++++ 原文 ++++

2024年1月15日 05時05分 (1月15日 05時05分更新)

避難所となっている飯田小学校で問診する福井赤十字病院の医療チームの医師ら=石川県珠洲市で

 能登半島地震で今も約1万9千人が約390カ所で避難生活を送る中、高齢者を中心に体調を崩す被災者が目立ってきた。どのようにして「災害関連死」を防ぐか。各地から派遣されてきた医療関係者が、被災者の体と心のケアに奔走している。 
 「お変わりありませんか」「どこか痛くないですか」。避難所になっている石川県珠洲市の飯田小学校で、福井赤十字病院(福井市)の医療チーム4人が住民たちの診療に当たっていた。日赤が派遣する救護班による巡回診療で、福井赤十字病院の医師宮島萌乃さん(27)が一人一人の顔色を見ながら、脚の血栓などエコノミークラス症候群の症状がないか、服用薬は足りているかなどを確かめた。
 宮島さんは「避難生活はおにぎりや間食などが中心で栄養が偏り、活動も少なくなる」と心配。被災者に「水分や野菜ジュース、果物をしっかり摂取したり、脚をよく動かしたりしてほしい」と促している。

++++

- やること -
能登半島地震の避難所での医療活動を伝える記事の続きを、最後の文のあとから書いてください。 このあとの項目は、上の記事とは別の資料です。

++++ 提供データ ++++

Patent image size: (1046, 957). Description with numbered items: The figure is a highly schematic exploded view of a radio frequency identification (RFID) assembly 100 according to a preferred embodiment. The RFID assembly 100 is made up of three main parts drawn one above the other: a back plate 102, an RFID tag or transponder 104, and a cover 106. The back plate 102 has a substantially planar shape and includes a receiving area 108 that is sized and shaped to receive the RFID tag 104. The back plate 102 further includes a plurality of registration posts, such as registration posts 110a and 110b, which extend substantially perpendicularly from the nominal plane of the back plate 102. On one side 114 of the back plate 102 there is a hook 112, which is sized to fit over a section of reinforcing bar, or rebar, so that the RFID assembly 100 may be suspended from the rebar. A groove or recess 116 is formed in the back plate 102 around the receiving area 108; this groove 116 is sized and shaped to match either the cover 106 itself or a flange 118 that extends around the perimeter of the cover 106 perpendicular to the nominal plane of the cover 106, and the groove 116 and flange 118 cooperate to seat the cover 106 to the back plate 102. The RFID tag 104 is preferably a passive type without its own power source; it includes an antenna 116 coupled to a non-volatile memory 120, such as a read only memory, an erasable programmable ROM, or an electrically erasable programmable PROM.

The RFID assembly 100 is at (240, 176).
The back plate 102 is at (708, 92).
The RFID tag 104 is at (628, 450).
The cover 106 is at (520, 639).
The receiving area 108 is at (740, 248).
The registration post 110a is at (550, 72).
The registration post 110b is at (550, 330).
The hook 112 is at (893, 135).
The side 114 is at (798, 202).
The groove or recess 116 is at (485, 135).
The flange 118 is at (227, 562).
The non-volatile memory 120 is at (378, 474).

++++

- 解答 -
 14日午後2時時点で、死者221人のうち災害関連死とされるのは13人に上る。停電や断水が続き、特に高齢者が体調を崩すなどして亡くなった事例が判明している。
 避難生活が長期化すると、心のケアも課題だ。福井日赤の看護師長を務める西郡知代さんによると、すでに「死にたい」との電話が医療チームに寄せられている。厚生労働省の統計によると、2011年の東日本大震災での被害に関連した「震災関連自殺」は、昨年12月までに252人に上る。西郡さんは「被災者が必要としているのが医療なのか、精神的ケアなのかを見極め、必要があれば災害派遣精神医療チーム(DPAT)につなぐなど、組織の連携を図っている」と強調する。
 日本医師会の災害医療チーム(JMAT)も公立能登総合病院(七尾市)に本部を置いて、同市と志賀町、穴水町を中心に約10班が活動している。配置を調整する愛知県医師会の医師伊藤之一さん(56)は、住民の「かかりつけ医」となる医院の診療再開も含めた復旧が課題と指摘。「住民のほとんどが高齢者という地域。JMATが1年も被災地にいることは考えられないが、地域医療の再生も含めて必ず長期戦になる」と話した。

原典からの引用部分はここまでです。